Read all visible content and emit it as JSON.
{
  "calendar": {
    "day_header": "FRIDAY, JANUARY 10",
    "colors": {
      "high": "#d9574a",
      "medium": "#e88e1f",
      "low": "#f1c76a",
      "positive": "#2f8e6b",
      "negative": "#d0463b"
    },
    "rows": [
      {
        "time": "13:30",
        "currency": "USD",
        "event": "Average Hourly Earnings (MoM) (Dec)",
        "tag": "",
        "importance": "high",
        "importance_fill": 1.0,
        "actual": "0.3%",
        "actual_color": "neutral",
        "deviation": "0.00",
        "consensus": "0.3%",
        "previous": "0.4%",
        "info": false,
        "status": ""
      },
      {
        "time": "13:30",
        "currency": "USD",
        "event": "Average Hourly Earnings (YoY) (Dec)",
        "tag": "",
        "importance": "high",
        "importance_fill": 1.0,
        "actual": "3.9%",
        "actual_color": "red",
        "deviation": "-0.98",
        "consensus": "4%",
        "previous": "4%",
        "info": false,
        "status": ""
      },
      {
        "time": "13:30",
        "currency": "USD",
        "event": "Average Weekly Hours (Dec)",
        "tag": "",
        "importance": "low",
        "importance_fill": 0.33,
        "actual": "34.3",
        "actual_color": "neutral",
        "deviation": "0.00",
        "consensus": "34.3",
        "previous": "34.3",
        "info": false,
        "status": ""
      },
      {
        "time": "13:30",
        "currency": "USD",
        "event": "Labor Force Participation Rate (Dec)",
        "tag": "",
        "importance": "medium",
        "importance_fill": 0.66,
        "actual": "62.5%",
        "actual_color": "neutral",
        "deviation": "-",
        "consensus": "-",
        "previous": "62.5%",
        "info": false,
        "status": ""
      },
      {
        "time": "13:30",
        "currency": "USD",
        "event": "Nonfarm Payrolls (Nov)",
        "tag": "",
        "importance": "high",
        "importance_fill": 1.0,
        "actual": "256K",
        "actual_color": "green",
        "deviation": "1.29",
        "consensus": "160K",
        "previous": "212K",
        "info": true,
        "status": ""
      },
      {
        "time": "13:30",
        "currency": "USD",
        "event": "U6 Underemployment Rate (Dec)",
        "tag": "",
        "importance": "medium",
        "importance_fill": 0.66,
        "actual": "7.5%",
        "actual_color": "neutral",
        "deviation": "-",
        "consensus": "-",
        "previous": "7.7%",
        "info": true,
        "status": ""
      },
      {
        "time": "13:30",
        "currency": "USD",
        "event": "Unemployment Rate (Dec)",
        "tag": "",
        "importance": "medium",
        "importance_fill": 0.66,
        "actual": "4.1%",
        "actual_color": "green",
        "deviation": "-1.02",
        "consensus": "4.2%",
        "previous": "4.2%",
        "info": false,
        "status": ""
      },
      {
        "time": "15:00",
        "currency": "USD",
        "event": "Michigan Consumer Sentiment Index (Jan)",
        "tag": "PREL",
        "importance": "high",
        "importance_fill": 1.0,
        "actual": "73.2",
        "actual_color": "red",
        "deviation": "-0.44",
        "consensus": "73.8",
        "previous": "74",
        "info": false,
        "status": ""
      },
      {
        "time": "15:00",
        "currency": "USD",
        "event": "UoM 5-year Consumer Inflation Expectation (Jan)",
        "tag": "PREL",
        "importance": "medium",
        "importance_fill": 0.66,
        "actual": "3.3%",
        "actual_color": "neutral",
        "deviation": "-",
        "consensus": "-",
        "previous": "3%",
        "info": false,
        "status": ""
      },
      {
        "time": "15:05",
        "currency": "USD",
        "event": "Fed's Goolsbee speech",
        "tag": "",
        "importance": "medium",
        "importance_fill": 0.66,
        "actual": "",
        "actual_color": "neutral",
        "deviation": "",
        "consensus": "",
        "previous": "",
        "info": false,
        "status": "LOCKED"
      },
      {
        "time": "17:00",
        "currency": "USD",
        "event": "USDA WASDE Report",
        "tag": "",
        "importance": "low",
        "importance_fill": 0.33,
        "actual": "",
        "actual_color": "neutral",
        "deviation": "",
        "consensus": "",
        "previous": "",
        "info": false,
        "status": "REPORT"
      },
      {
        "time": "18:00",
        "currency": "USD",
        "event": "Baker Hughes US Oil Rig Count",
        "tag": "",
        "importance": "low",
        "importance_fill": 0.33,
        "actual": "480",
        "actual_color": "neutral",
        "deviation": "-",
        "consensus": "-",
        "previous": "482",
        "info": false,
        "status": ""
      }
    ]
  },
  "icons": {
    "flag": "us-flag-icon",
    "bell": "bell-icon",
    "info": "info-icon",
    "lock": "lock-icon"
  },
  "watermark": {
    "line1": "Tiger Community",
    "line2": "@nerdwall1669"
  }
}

▸ **The request**: Retype every entry word for word.

▸ **Final result**:
Read all visible content and emit it as JSON.
{
  "calendar": {
    "day_header": "FRIDAY, JANUARY 10",
    "colors": {
      "high": "#d9574a",
      "medium": "#e88e1f",
      "low": "#f1c76a",
      "positive": "#2f8e6b",
      "negative": "#d0463b"
    },
    "rows": [
      {
        "time": "13:30",
        "currency": "USD",
        "event": "Average Hourly Earnings (MoM) (Dec)",
        "tag": "",
        "importance": "high",
        "importance_fill": 1.0,
        "actual": "0.3%",
        "actual_color": "neutral",
        "deviation": "0.00",
        "consensus": "0.3%",
        "previous": "0.4%",
        "info": false,
        "status": ""
      },
      {
        "time": "13:30",
        "currency": "USD",
        "event": "Average Hourly Earnings (YoY) (Dec)",
        "tag": "",
        "importance": "high",
        "importance_fill": 1.0,
        "actual": "3.9%",
        "actual_color": "red",
        "deviation": "-0.98",
        "consensus": "4%",
        "previous": "4%",
        "info": false,
        "status": ""
      },
      {
        "time": "13:30",
        "currency": "USD",
        "event": "Average Weekly Hours (Dec)",
        "tag": "",
        "importance": "low",
        "importance_fill": 0.33,
        "actual": "34.3",
        "actual_color": "neutral",
        "deviation": "0.00",
        "consensus": "34.3",
        "previous": "34.3",
        "info": false,
        "status": ""
      },
      {
        "time": "13:30",
        "currency": "USD",
        "event": "Labor Force Participation Rate (Dec)",
        "tag": "",
        "importance": "medium",
        "importance_fill": 0.66,
        "actual": "62.5%",
        "actual_color": "neutral",
        "deviation": "-",
        "consensus": "-",
        "previous": "62.5%",
        "info": false,
        "status": ""
      },
      {
        "time": "13:30",
        "currency": "USD",
        "event": "Nonfarm Payrolls (Nov)",
        "tag": "",
        "importance": "high",
        "importance_fill": 1.0,
        "actual": "256K",
        "actual_color": "green",
        "deviation": "1.29",
        "consensus": "160K",
        "previous": "212K",
        "info": true,
        "status": ""
      },
      {
        "time": "13:30",
        "currency": "USD",
        "event": "U6 Underemployment Rate (Dec)",
        "tag": "",
        "importance": "medium",
        "importance_fill": 0.66,
        "actual": "7.5%",
        "actual_color": "neutral",
        "deviation": "-",
        "consensus": "-",
        "previous": "7.7%",
        "info": true,
        "status": ""
      },
      {
        "time": "13:30",
        "currency": "USD",
        "event": "Unemployment Rate (Dec)",
        "tag": "",
        "importance": "medium",
        "importance_fill": 0.66,
        "actual": "4.1%",
        "actual_color": "green",
        "deviation": "-1.02",
        "consensus": "4.2%",
        "previous": "4.2%",
        "info": false,
        "status": ""
      },
      {
        "time": "15:00",
        "currency": "USD",
        "event": "Michigan Consumer Sentiment Index (Jan)",
        "tag": "PREL",
        "importance": "high",
        "importance_fill": 1.0,
        "actual": "73.2",
        "actual_color": "red",
        "deviation": "-0.44",
        "consensus": "73.8",
        "previous": "74",
        "info": false,
        "status": ""
      },
      {
        "time": "15:00",
        "currency": "USD",
        "event": "UoM 5-year Consumer Inflation Expectation (Jan)",
        "tag": "PREL",
        "importance": "medium",
        "importance_fill": 0.66,
        "actual": "3.3%",
        "actual_color": "neutral",
        "deviation": "-",
        "consensus": "-",
        "previous": "3%",
        "info": false,
        "status": ""
      },
      {
        "time": "15:05",
        "currency": "USD",
        "event": "Fed's Goolsbee speech",
        "tag": "",
        "importance": "medium",
        "importance_fill": 0.66,
        "actual": "",
        "actual_color": "neutral",
        "deviation": "",
        "consensus": "",
        "previous": "",
        "info": false,
        "status": "LOCKED"
      },
      {
        "time": "17:00",
        "currency": "USD",
        "event": "USDA WASDE Report",
        "tag": "",
        "importance": "low",
        "importance_fill": 0.33,
        "actual": "",
        "actual_color": "neutral",
        "deviation": "",
        "consensus": "",
        "previous": "",
        "info": false,
        "status": "REPORT"
      },
      {
        "time": "18:00",
        "currency": "USD",
        "event": "Baker Hughes US Oil Rig Count",
        "tag": "",
        "importance": "low",
        "importance_fill": 0.33,
        "actual": "480",
        "actual_color": "neutral",
        "deviation": "-",
        "consensus": "-",
        "previous": "482",
        "info": false,
        "status": ""
      }
    ]
  },
  "icons": {
    "flag": "us-flag-icon",
    "bell": "bell-icon",
    "info": "info-icon",
    "lock": "lock-icon"
  },
  "watermark": {
    "line1": "Tiger Community",
    "line2": "@nerdwall1669"
  }
}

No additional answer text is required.